:: What you will do ::
List all lines of the data containing the word "JSON".
Exercise inputs Start Marker
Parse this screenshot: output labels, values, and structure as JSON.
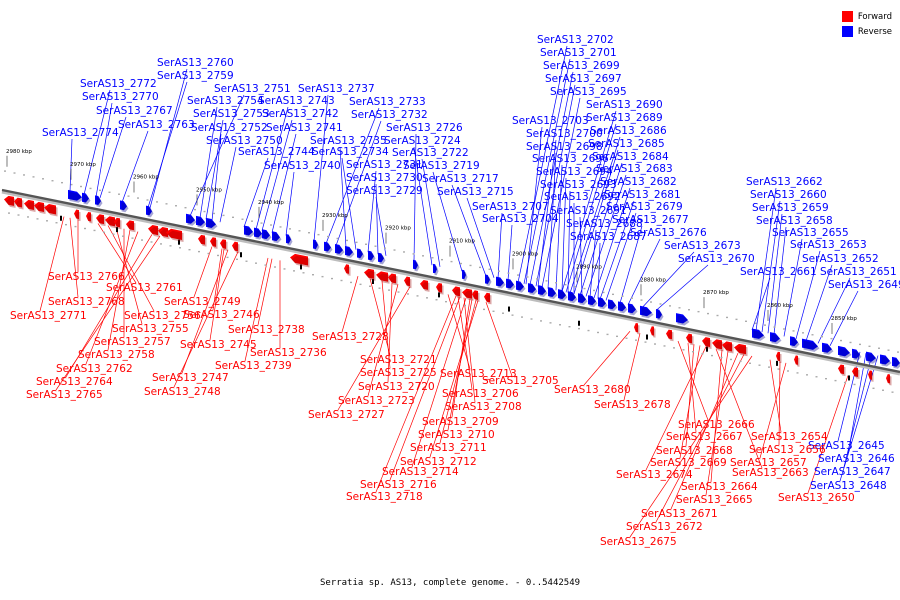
{
  "caption": "Serratia sp. AS13, complete genome. - 0..5442549",
  "legend": {
    "forward": {
      "label": "Forward",
      "color": "#ff0000"
    },
    "reverse": {
      "label": "Reverse",
      "color": "#0000ff"
    }
  },
  "ticks": [
    "2980 kbp",
    "2970 kbp",
    "2960 kbp",
    "2950 kbp",
    "2940 kbp",
    "2930 kbp",
    "2920 kbp",
    "2910 kbp",
    "2900 kbp",
    "2890 kbp",
    "2880 kbp",
    "2870 kbp",
    "2860 kbp",
    "2850 kbp"
  ],
  "reverse_labels": [
    "SerAS13_2774",
    "SerAS13_2772",
    "SerAS13_2770",
    "SerAS13_2767",
    "SerAS13_2763",
    "SerAS13_2760",
    "SerAS13_2759",
    "SerAS13_2751",
    "SerAS13_2754",
    "SerAS13_2753",
    "SerAS13_2752",
    "SerAS13_2750",
    "SerAS13_2744",
    "SerAS13_2743",
    "SerAS13_2742",
    "SerAS13_2741",
    "SerAS13_2740",
    "SerAS13_2737",
    "SerAS13_2733",
    "SerAS13_2732",
    "SerAS13_2735",
    "SerAS13_2734",
    "SerAS13_2731",
    "SerAS13_2730",
    "SerAS13_2729",
    "SerAS13_2726",
    "SerAS13_2724",
    "SerAS13_2722",
    "SerAS13_2719",
    "SerAS13_2717",
    "SerAS13_2715",
    "SerAS13_2707",
    "SerAS13_2704",
    "SerAS13_2702",
    "SerAS13_2701",
    "SerAS13_2699",
    "SerAS13_2697",
    "SerAS13_2695",
    "SerAS13_2690",
    "SerAS13_2703",
    "SerAS13_2689",
    "SerAS13_2700",
    "SerAS13_2686",
    "SerAS13_2698",
    "SerAS13_2685",
    "SerAS13_2696",
    "SerAS13_2684",
    "SerAS13_2694",
    "SerAS13_2683",
    "SerAS13_2693",
    "SerAS13_2682",
    "SerAS13_2692",
    "SerAS13_2681",
    "SerAS13_2691",
    "SerAS13_2679",
    "SerAS13_2688",
    "SerAS13_2677",
    "SerAS13_2687",
    "SerAS13_2676",
    "SerAS13_2673",
    "SerAS13_2670",
    "SerAS13_2662",
    "SerAS13_2660",
    "SerAS13_2659",
    "SerAS13_2658",
    "SerAS13_2655",
    "SerAS13_2653",
    "SerAS13_2652",
    "SerAS13_2651",
    "SerAS13_2649",
    "SerAS13_2661",
    "SerAS13_2645",
    "SerAS13_2646",
    "SerAS13_2647",
    "SerAS13_2648"
  ],
  "forward_labels": [
    "SerAS13_2766",
    "SerAS13_2768",
    "SerAS13_2771",
    "SerAS13_2761",
    "SerAS13_2756",
    "SerAS13_2755",
    "SerAS13_2757",
    "SerAS13_2758",
    "SerAS13_2762",
    "SerAS13_2764",
    "SerAS13_2765",
    "SerAS13_2749",
    "SerAS13_2746",
    "SerAS13_2745",
    "SerAS13_2747",
    "SerAS13_2748",
    "SerAS13_2738",
    "SerAS13_2736",
    "SerAS13_2739",
    "SerAS13_2728",
    "SerAS13_2721",
    "SerAS13_2725",
    "SerAS13_2720",
    "SerAS13_2723",
    "SerAS13_2727",
    "SerAS13_2713",
    "SerAS13_2706",
    "SerAS13_2708",
    "SerAS13_2709",
    "SerAS13_2710",
    "SerAS13_2711",
    "SerAS13_2712",
    "SerAS13_2714",
    "SerAS13_2716",
    "SerAS13_2718",
    "SerAS13_2705",
    "SerAS13_2680",
    "SerAS13_2678",
    "SerAS13_2666",
    "SerAS13_2667",
    "SerAS13_2668",
    "SerAS13_2669",
    "SerAS13_2674",
    "SerAS13_2663",
    "SerAS13_2664",
    "SerAS13_2665",
    "SerAS13_2671",
    "SerAS13_2672",
    "SerAS13_2675",
    "SerAS13_2654",
    "SerAS13_2656",
    "SerAS13_2657",
    "SerAS13_2650"
  ]
}
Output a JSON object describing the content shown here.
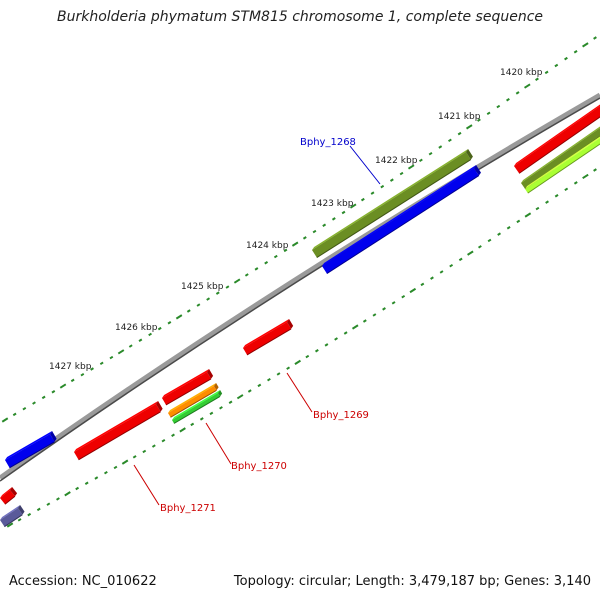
{
  "title": "Burkholderia phymatum STM815 chromosome 1, complete sequence",
  "footer": {
    "accession": "Accession: NC_010622",
    "summary": "Topology: circular; Length: 3,479,187 bp; Genes: 3,140"
  },
  "ruler": {
    "color": "#2a8a2a",
    "labels": [
      "1420 kbp",
      "1421 kbp",
      "1422 kbp",
      "1423 kbp",
      "1424 kbp",
      "1425 kbp",
      "1426 kbp",
      "1427 kbp"
    ]
  },
  "genes": [
    {
      "label": "Bphy_1268",
      "color": "#0000cc"
    },
    {
      "label": "Bphy_1269",
      "color": "#cc0000"
    },
    {
      "label": "Bphy_1270",
      "color": "#cc0000"
    },
    {
      "label": "Bphy_1271",
      "color": "#cc0000"
    }
  ],
  "feature_colors": {
    "red": "#ee0000",
    "blue": "#0000ee",
    "olive": "#6b8e23",
    "orange": "#ff8c00",
    "green": "#33cc33",
    "lime": "#aaff33",
    "slate": "#5a5a9a"
  }
}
Exercise inputs End Marker
:: Answer section ::
Parse this screenshot: output labels, values, and structure as JSON.
Output a JSON object describing the content shown here.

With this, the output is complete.